*TASK DESCRIPTION:* Go through the entries and count the lines with the string "Perpignan" in them. Give only that number.

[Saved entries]
=-=-=-=-=

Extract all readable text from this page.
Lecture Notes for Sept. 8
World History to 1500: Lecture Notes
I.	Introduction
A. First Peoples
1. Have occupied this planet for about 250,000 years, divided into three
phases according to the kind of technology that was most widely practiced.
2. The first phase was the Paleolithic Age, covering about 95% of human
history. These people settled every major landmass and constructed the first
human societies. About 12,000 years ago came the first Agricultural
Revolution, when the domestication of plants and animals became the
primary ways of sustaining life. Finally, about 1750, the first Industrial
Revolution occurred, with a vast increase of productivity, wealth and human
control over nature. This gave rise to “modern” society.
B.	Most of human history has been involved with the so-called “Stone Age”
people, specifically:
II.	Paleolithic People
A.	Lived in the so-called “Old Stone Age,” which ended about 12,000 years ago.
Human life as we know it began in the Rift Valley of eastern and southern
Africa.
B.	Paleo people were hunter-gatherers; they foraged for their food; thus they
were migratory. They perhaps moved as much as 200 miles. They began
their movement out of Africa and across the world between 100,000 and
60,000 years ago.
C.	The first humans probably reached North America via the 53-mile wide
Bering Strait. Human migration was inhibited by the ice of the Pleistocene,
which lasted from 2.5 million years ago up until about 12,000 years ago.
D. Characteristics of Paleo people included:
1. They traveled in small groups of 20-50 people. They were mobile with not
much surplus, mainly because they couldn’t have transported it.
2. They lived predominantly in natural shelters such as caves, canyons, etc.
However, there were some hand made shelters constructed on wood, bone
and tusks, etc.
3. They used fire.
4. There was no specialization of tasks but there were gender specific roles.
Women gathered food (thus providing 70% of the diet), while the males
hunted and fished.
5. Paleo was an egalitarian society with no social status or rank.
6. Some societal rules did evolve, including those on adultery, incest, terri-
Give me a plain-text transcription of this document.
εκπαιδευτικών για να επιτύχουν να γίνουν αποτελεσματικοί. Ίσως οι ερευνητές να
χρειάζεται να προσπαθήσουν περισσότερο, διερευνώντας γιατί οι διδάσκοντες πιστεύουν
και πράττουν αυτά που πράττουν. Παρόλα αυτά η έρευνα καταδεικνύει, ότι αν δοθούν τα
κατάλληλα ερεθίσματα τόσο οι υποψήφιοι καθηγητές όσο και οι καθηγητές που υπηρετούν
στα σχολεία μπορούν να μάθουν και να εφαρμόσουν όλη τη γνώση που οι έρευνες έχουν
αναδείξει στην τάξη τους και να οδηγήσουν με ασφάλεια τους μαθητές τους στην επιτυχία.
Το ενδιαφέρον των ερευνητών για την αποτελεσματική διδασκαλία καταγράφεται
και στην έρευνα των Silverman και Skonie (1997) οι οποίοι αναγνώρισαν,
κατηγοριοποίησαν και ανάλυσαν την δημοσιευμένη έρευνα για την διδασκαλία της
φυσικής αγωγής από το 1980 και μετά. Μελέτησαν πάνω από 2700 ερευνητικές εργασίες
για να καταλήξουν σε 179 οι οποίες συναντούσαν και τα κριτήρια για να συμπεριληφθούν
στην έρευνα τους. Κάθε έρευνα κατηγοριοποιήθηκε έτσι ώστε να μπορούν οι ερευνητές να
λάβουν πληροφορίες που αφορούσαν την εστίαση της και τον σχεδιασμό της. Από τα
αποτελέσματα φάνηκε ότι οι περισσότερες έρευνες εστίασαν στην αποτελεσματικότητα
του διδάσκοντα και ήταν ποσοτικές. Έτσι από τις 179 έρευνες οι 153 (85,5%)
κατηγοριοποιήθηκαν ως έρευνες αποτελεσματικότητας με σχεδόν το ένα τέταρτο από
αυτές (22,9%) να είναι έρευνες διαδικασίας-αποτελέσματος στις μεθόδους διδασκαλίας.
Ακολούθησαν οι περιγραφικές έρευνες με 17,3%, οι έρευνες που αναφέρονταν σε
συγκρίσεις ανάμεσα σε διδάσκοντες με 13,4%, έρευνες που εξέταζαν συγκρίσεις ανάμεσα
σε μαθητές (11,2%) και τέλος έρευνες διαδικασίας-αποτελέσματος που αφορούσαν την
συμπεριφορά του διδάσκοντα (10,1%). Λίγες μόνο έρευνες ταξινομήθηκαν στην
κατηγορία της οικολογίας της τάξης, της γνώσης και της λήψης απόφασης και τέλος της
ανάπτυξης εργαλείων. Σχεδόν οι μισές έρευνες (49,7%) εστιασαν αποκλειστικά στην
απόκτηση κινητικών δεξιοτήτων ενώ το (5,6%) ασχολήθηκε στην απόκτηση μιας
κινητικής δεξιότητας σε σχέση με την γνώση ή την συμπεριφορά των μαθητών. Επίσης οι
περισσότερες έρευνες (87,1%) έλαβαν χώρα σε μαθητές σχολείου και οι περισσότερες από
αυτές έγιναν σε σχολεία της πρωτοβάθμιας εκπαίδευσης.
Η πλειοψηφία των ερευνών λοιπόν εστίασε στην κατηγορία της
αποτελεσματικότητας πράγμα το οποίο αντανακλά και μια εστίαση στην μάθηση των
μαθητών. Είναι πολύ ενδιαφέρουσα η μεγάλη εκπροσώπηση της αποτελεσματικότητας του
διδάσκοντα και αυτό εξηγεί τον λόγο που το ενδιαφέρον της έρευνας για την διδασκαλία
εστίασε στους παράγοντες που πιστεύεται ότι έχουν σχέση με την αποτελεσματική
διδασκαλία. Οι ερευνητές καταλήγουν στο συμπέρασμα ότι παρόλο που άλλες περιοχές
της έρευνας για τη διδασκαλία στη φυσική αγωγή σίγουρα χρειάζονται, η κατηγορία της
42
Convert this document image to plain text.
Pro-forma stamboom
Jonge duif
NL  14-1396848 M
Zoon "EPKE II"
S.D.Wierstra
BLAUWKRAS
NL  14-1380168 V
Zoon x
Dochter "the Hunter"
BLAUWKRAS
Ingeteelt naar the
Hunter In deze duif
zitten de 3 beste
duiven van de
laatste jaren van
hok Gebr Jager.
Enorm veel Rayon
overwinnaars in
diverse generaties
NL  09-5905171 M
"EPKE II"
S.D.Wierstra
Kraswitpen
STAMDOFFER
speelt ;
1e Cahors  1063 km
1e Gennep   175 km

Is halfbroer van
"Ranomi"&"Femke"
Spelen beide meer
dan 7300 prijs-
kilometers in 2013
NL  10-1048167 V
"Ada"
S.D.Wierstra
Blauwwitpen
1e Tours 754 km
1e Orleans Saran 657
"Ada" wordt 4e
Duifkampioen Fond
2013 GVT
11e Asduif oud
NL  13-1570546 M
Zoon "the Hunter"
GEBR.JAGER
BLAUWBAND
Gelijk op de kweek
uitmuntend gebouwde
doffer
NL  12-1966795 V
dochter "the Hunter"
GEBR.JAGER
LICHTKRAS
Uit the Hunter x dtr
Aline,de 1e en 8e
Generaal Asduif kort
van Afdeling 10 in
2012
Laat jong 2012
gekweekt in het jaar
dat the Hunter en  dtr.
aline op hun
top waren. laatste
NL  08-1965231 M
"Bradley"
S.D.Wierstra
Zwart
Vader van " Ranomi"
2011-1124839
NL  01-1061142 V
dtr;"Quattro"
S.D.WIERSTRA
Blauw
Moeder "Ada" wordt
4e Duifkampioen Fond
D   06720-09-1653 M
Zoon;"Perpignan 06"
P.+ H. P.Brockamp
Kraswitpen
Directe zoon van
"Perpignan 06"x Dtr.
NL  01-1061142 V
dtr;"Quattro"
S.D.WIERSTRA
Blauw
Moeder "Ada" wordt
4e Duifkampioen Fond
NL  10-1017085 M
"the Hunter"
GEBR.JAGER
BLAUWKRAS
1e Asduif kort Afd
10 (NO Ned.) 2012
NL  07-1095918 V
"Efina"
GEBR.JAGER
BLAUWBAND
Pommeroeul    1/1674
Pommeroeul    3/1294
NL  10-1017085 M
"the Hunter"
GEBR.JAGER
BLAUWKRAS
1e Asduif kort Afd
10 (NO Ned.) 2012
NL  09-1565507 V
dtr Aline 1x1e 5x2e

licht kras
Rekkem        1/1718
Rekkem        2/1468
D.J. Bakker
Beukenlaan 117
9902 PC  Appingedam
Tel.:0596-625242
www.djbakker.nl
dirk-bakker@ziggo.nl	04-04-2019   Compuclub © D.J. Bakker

=-=-=-=-=

*REPLY:* 2